(Records that describe figures)

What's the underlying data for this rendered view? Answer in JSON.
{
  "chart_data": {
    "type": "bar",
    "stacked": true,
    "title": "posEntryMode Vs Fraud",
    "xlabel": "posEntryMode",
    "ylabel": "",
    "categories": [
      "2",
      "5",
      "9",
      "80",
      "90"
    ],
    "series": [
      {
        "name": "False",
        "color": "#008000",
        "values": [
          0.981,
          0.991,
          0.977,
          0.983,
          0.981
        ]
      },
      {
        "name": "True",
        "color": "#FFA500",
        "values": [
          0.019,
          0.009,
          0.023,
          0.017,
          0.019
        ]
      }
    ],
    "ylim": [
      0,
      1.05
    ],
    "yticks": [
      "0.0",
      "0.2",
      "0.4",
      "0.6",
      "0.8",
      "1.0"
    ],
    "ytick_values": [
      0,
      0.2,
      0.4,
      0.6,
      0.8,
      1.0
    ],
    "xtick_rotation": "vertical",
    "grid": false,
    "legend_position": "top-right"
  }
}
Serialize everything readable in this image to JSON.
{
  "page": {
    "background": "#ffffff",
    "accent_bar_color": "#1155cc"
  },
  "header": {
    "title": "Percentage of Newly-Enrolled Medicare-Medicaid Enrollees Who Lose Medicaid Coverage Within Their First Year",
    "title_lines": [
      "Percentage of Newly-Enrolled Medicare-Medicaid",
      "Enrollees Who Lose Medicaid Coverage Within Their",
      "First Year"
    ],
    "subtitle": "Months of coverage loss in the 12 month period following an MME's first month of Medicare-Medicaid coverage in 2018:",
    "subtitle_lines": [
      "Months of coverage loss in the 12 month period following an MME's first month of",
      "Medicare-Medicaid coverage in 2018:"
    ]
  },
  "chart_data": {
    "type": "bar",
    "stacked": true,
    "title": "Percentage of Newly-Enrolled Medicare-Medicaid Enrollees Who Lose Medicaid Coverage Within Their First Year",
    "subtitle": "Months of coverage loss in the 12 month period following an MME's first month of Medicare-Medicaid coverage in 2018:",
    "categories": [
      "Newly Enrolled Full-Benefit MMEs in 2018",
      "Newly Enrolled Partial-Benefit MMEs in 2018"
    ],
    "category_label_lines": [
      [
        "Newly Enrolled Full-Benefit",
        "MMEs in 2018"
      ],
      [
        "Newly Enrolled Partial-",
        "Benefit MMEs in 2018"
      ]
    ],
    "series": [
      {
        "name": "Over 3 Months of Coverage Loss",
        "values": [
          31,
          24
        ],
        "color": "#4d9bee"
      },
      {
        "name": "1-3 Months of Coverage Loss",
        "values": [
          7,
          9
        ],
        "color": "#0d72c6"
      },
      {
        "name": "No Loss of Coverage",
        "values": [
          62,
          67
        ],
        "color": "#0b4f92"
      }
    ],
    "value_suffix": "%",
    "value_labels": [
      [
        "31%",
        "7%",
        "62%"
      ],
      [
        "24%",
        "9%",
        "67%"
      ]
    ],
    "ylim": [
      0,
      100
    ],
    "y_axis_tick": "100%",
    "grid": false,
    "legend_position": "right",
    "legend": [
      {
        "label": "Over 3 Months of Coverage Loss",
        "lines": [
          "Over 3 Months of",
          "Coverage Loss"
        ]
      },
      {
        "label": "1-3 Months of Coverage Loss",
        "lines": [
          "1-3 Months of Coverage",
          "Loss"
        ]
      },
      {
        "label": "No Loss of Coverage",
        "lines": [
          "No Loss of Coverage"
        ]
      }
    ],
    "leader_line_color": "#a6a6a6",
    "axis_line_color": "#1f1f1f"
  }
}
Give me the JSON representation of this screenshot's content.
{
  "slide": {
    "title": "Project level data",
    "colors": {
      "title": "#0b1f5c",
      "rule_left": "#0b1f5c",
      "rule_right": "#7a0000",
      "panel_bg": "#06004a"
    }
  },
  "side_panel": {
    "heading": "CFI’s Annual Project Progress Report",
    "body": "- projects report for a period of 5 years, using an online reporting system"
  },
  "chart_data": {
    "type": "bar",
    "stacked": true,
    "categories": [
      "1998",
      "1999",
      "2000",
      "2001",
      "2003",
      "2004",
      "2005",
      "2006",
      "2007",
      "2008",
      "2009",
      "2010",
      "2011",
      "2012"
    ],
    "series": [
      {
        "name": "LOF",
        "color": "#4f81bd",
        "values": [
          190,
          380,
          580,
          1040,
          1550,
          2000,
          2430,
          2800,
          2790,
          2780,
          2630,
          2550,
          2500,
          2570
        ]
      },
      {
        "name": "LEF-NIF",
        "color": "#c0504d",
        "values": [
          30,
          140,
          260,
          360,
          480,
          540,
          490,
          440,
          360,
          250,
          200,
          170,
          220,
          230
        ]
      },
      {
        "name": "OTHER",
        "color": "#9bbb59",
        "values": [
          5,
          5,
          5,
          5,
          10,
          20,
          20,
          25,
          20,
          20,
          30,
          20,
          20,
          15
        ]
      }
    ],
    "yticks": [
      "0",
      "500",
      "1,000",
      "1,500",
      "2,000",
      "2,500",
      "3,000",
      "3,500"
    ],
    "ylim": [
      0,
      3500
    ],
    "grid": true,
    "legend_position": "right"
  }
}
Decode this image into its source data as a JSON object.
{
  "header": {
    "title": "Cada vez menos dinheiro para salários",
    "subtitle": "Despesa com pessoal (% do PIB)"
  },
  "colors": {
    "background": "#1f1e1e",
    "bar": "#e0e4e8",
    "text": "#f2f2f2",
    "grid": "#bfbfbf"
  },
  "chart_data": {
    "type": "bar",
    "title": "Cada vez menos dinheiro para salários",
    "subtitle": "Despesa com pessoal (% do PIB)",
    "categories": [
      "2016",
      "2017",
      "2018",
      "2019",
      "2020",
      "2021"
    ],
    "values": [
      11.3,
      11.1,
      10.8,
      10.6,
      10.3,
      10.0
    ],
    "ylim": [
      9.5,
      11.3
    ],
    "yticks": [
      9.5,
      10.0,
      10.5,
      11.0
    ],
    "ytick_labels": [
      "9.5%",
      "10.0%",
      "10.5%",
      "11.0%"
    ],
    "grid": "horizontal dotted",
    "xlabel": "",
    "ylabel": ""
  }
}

Required task: From the records above, extract every entry verbatim.

The reply:
What's the underlying data for this rendered view? Answer in JSON.
{
  "chart_data": {
    "type": "bar",
    "stacked": true,
    "title": "posEntryMode Vs Fraud",
    "xlabel": "posEntryMode",
    "ylabel": "",
    "categories": [
      "2",
      "5",
      "9",
      "80",
      "90"
    ],
    "series": [
      {
        "name": "False",
        "color": "#008000",
        "values": [
          0.981,
          0.991,
          0.977,
          0.983,
          0.981
        ]
      },
      {
        "name": "True",
        "color": "#FFA500",
        "values": [
          0.019,
          0.009,
          0.023,
          0.017,
          0.019
        ]
      }
    ],
    "ylim": [
      0,
      1.05
    ],
    "yticks": [
      "0.0",
      "0.2",
      "0.4",
      "0.6",
      "0.8",
      "1.0"
    ],
    "ytick_values": [
      0,
      0.2,
      0.4,
      0.6,
      0.8,
      1.0
    ],
    "xtick_rotation": "vertical",
    "grid": false,
    "legend_position": "top-right"
  }
}
Serialize everything readable in this image to JSON.
{
  "page": {
    "background": "#ffffff",
    "accent_bar_color": "#1155cc"
  },
  "header": {
    "title": "Percentage of Newly-Enrolled Medicare-Medicaid Enrollees Who Lose Medicaid Coverage Within Their First Year",
    "title_lines": [
      "Percentage of Newly-Enrolled Medicare-Medicaid",
      "Enrollees Who Lose Medicaid Coverage Within Their",
      "First Year"
    ],
    "subtitle": "Months of coverage loss in the 12 month period following an MME's first month of Medicare-Medicaid coverage in 2018:",
    "subtitle_lines": [
      "Months of coverage loss in the 12 month period following an MME's first month of",
      "Medicare-Medicaid coverage in 2018:"
    ]
  },
  "chart_data": {
    "type": "bar",
    "stacked": true,
    "title": "Percentage of Newly-Enrolled Medicare-Medicaid Enrollees Who Lose Medicaid Coverage Within Their First Year",
    "subtitle": "Months of coverage loss in the 12 month period following an MME's first month of Medicare-Medicaid coverage in 2018:",
    "categories": [
      "Newly Enrolled Full-Benefit MMEs in 2018",
      "Newly Enrolled Partial-Benefit MMEs in 2018"
    ],
    "category_label_lines": [
      [
        "Newly Enrolled Full-Benefit",
        "MMEs in 2018"
      ],
      [
        "Newly Enrolled Partial-",
        "Benefit MMEs in 2018"
      ]
    ],
    "series": [
      {
        "name": "Over 3 Months of Coverage Loss",
        "values": [
          31,
          24
        ],
        "color": "#4d9bee"
      },
      {
        "name": "1-3 Months of Coverage Loss",
        "values": [
          7,
          9
        ],
        "color": "#0d72c6"
      },
      {
        "name": "No Loss of Coverage",
        "values": [
          62,
          67
        ],
        "color": "#0b4f92"
      }
    ],
    "value_suffix": "%",
    "value_labels": [
      [
        "31%",
        "7%",
        "62%"
      ],
      [
        "24%",
        "9%",
        "67%"
      ]
    ],
    "ylim": [
      0,
      100
    ],
    "y_axis_tick": "100%",
    "grid": false,
    "legend_position": "right",
    "legend": [
      {
        "label": "Over 3 Months of Coverage Loss",
        "lines": [
          "Over 3 Months of",
          "Coverage Loss"
        ]
      },
      {
        "label": "1-3 Months of Coverage Loss",
        "lines": [
          "1-3 Months of Coverage",
          "Loss"
        ]
      },
      {
        "label": "No Loss of Coverage",
        "lines": [
          "No Loss of Coverage"
        ]
      }
    ],
    "leader_line_color": "#a6a6a6",
    "axis_line_color": "#1f1f1f"
  }
}
Give me the JSON representation of this screenshot's content.
{
  "slide": {
    "title": "Project level data",
    "colors": {
      "title": "#0b1f5c",
      "rule_left": "#0b1f5c",
      "rule_right": "#7a0000",
      "panel_bg": "#06004a"
    }
  },
  "side_panel": {
    "heading": "CFI’s Annual Project Progress Report",
    "body": "- projects report for a period of 5 years, using an online reporting system"
  },
  "chart_data": {
    "type": "bar",
    "stacked": true,
    "categories": [
      "1998",
      "1999",
      "2000",
      "2001",
      "2003",
      "2004",
      "2005",
      "2006",
      "2007",
      "2008",
      "2009",
      "2010",
      "2011",
      "2012"
    ],
    "series": [
      {
        "name": "LOF",
        "color": "#4f81bd",
        "values": [
          190,
          380,
          580,
          1040,
          1550,
          2000,
          2430,
          2800,
          2790,
          2780,
          2630,
          2550,
          2500,
          2570
        ]
      },
      {
        "name": "LEF-NIF",
        "color": "#c0504d",
        "values": [
          30,
          140,
          260,
          360,
          480,
          540,
          490,
          440,
          360,
          250,
          200,
          170,
          220,
          230
        ]
      },
      {
        "name": "OTHER",
        "color": "#9bbb59",
        "values": [
          5,
          5,
          5,
          5,
          10,
          20,
          20,
          25,
          20,
          20,
          30,
          20,
          20,
          15
        ]
      }
    ],
    "yticks": [
      "0",
      "500",
      "1,000",
      "1,500",
      "2,000",
      "2,500",
      "3,000",
      "3,500"
    ],
    "ylim": [
      0,
      3500
    ],
    "grid": true,
    "legend_position": "right"
  }
}
Decode this image into its source data as a JSON object.
{
  "header": {
    "title": "Cada vez menos dinheiro para salários",
    "subtitle": "Despesa com pessoal (% do PIB)"
  },
  "colors": {
    "background": "#1f1e1e",
    "bar": "#e0e4e8",
    "text": "#f2f2f2",
    "grid": "#bfbfbf"
  },
  "chart_data": {
    "type": "bar",
    "title": "Cada vez menos dinheiro para salários",
    "subtitle": "Despesa com pessoal (% do PIB)",
    "categories": [
      "2016",
      "2017",
      "2018",
      "2019",
      "2020",
      "2021"
    ],
    "values": [
      11.3,
      11.1,
      10.8,
      10.6,
      10.3,
      10.0
    ],
    "ylim": [
      9.5,
      11.3
    ],
    "yticks": [
      9.5,
      10.0,
      10.5,
      11.0
    ],
    "ytick_labels": [
      "9.5%",
      "10.0%",
      "10.5%",
      "11.0%"
    ],
    "grid": "horizontal dotted",
    "xlabel": "",
    "ylabel": ""
  }
}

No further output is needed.